**MATERIAL PROVIDED:**
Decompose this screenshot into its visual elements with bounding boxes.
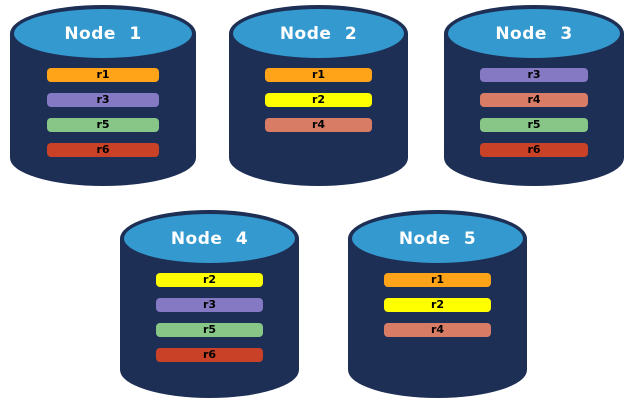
cylinder-top-ellipse: Node 2 <box>229 5 408 62</box>
replica-bar-r3: r3 <box>155 298 264 312</box>
replica-list: r2 r3 r5 r6 <box>120 273 299 362</box>
node-cylinder-1: Node 1 r1 r3 r5 r6 <box>10 5 196 186</box>
replica-bar-r6: r6 <box>480 143 588 157</box>
node-title: Node 3 <box>495 23 573 44</box>
cylinder-bottom <box>348 342 527 398</box>
replica-bar-r1: r1 <box>47 68 159 82</box>
replica-bar-r6: r6 <box>47 143 159 157</box>
replica-list: r1 r2 r4 <box>348 273 527 337</box>
replica-list: r1 r2 r4 <box>229 68 408 132</box>
replica-bar-r1: r1 <box>383 273 492 287</box>
cylinder-top-ellipse: Node 3 <box>444 5 624 62</box>
node-title: Node 2 <box>279 23 358 44</box>
replica-bar-r3: r3 <box>47 93 159 107</box>
node-cylinder-4: Node 4 r2 r3 r5 r6 <box>120 210 299 398</box>
replica-bar-r2: r2 <box>155 273 264 287</box>
node-cylinder-3: Node 3 r3 r4 r5 r6 <box>444 5 624 186</box>
replica-bar-r2: r2 <box>383 298 492 312</box>
cylinder-top-ellipse: Node 5 <box>348 210 527 267</box>
replica-bar-r5: r5 <box>480 118 588 132</box>
cylinder-bottom <box>10 130 196 186</box>
cylinder-top-ellipse: Node 4 <box>120 210 299 267</box>
replica-bar-r5: r5 <box>47 118 159 132</box>
node-cylinder-2: Node 2 r1 r2 r4 <box>229 5 408 186</box>
replica-bar-r1: r1 <box>264 68 373 82</box>
cylinder-top-ellipse: Node 1 <box>10 5 196 62</box>
node-title: Node 1 <box>64 23 142 44</box>
node-title: Node 5 <box>398 228 477 249</box>
cylinder-bottom <box>229 130 408 186</box>
replica-bar-r6: r6 <box>155 348 264 362</box>
node-title: Node 4 <box>170 228 249 249</box>
cylinder-bottom <box>444 130 624 186</box>
replica-bar-r4: r4 <box>383 323 492 337</box>
node-cylinder-5: Node 5 r1 r2 r4 <box>348 210 527 398</box>
replica-bar-r5: r5 <box>155 323 264 337</box>
replica-bar-r3: r3 <box>480 68 588 82</box>
replica-list: r3 r4 r5 r6 <box>444 68 624 157</box>
replica-bar-r2: r2 <box>264 93 373 107</box>
replica-list: r1 r3 r5 r6 <box>10 68 196 157</box>
replica-bar-r4: r4 <box>480 93 588 107</box>
replica-bar-r4: r4 <box>264 118 373 132</box>
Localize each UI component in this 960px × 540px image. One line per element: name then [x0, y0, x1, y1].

**EXERCISE REQUIREMENTS:** Convert all of the lines above into a Markdown table with the columns No. and Line, numbering the rows and skipping any blank lines. Leave the pictures out of the table.

**EXERCISE RESULT:**
| No. | Line |
|---|---|
| 1 | Decompose this screenshot into its visual elements with bounding boxes. |
| 2 | cylinder-top-ellipse: Node 2 <box>229 5 408 62</box> |
| 3 | replica-bar-r3: r3 <box>155 298 264 312</box> |
| 4 | replica-list: r2 r3 r5 r6 <box>120 273 299 362</box> |
| 5 | node-cylinder-1: Node 1 r1 r3 r5 r6 <box>10 5 196 186</box> |
| 6 | replica-bar-r6: r6 <box>480 143 588 157</box> |
| 7 | node-title: Node 3 <box>495 23 573 44</box> |
| 8 | cylinder-bottom <box>348 342 527 398</box> |
| 9 | replica-bar-r1: r1 <box>47 68 159 82</box> |
| 10 | replica-bar-r6: r6 <box>47 143 159 157</box> |
| 11 | replica-list: r1 r2 r4 <box>348 273 527 337</box> |
| 12 | replica-list: r1 r2 r4 <box>229 68 408 132</box> |
| 13 | replica-bar-r1: r1 <box>383 273 492 287</box> |
| 14 | cylinder-top-ellipse: Node 3 <box>444 5 624 62</box> |
| 15 | node-title: Node 2 <box>279 23 358 44</box> |
| 16 | replica-bar-r3: r3 <box>47 93 159 107</box> |
| 17 | node-cylinder-4: Node 4 r2 r3 r5 r6 <box>120 210 299 398</box> |
| 18 | replica-bar-r2: r2 <box>155 273 264 287</box> |
| 19 | node-cylinder-3: Node 3 r3 r4 r5 r6 <box>444 5 624 186</box> |
| 20 | replica-bar-r2: r2 <box>383 298 492 312</box> |
| 21 | cylinder-top-ellipse: Node 5 <box>348 210 527 267</box> |
| 22 | replica-bar-r5: r5 <box>480 118 588 132</box> |
| 23 | cylinder-bottom <box>10 130 196 186</box> |
| 24 | cylinder-top-ellipse: Node 4 <box>120 210 299 267</box> |
| 25 | replica-bar-r5: r5 <box>47 118 159 132</box> |
| 26 | node-cylinder-2: Node 2 r1 r2 r4 <box>229 5 408 186</box> |
| 27 | replica-bar-r1: r1 <box>264 68 373 82</box> |
| 28 | cylinder-top-ellipse: Node 1 <box>10 5 196 62</box> |
| 29 | node-title: Node 1 <box>64 23 142 44</box> |
| 30 | node-title: Node 5 <box>398 228 477 249</box> |
| 31 | cylinder-bottom <box>229 130 408 186</box> |
| 32 | replica-bar-r6: r6 <box>155 348 264 362</box> |
| 33 | node-title: Node 4 <box>170 228 249 249</box> |
| 34 | cylinder-bottom <box>444 130 624 186</box> |
| 35 | replica-bar-r4: r4 <box>383 323 492 337</box> |
| 36 | node-cylinder-5: Node 5 r1 r2 r4 <box>348 210 527 398</box> |
| 37 | replica-bar-r5: r5 <box>155 323 264 337</box> |
| 38 | replica-bar-r3: r3 <box>480 68 588 82</box> |
| 39 | replica-list: r3 r4 r5 r6 <box>444 68 624 157</box> |
| 40 | replica-bar-r2: r2 <box>264 93 373 107</box> |
| 41 | replica-list: r1 r3 r5 r6 <box>10 68 196 157</box> |
| 42 | replica-bar-r4: r4 <box>480 93 588 107</box> |
| 43 | replica-bar-r4: r4 <box>264 118 373 132</box> |
| 44 | Localize each UI component in this 960px × 540px image. One line per element: name then [x0, y0, x1, y1]. |